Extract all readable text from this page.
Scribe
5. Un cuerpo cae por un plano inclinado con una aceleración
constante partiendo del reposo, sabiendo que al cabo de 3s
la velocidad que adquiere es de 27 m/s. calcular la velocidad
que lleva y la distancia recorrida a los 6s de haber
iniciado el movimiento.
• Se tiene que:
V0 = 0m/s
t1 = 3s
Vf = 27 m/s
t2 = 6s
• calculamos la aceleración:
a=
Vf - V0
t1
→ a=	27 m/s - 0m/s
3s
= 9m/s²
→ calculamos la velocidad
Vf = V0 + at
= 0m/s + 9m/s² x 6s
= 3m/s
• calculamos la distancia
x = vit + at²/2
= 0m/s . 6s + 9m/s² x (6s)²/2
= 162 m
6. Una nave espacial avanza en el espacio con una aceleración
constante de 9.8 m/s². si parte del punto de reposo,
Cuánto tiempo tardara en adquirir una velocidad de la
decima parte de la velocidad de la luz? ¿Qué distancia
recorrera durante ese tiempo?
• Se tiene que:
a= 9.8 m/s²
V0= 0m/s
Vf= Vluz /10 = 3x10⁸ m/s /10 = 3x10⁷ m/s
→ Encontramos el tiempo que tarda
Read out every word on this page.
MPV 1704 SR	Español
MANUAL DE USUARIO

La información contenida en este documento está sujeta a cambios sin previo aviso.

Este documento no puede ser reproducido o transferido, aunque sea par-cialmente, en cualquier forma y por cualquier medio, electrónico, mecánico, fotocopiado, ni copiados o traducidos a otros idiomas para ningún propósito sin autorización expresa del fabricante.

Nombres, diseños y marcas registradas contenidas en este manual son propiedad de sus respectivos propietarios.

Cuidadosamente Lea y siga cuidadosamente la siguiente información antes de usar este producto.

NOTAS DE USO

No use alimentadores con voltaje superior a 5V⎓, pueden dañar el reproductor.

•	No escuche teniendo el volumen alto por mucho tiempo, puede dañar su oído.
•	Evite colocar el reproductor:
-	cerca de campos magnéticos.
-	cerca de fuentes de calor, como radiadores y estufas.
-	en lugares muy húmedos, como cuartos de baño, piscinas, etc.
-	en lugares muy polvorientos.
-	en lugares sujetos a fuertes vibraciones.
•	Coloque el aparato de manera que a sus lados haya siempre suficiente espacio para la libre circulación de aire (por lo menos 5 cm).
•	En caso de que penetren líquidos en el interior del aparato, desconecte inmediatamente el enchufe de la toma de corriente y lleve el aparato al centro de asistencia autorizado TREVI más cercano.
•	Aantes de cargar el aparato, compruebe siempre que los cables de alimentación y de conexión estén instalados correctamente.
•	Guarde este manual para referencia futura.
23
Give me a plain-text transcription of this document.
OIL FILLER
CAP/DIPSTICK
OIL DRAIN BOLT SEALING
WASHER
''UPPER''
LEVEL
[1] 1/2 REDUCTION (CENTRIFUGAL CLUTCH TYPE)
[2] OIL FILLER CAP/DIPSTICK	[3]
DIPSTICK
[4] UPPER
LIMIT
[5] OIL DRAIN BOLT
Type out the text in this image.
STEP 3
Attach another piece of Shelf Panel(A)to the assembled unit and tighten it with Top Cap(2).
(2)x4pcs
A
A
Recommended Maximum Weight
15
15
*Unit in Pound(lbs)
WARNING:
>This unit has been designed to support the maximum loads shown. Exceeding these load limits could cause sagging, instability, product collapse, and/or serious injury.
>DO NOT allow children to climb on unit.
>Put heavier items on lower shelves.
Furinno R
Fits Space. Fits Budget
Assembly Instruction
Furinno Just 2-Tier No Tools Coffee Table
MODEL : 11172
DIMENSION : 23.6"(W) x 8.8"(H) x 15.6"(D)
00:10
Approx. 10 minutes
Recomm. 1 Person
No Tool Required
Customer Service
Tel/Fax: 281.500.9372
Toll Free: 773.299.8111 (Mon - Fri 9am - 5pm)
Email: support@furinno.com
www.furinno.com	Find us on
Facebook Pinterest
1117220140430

|---|

- Your goal -
Your task is to gather every line with the word "aceleración" and copy it.

- Answer to this problem -
5. Un cuerpo cae por un plano inclinado con una aceleración
• calculamos la aceleración:
6. Una nave espacial avanza en el espacio con una aceleración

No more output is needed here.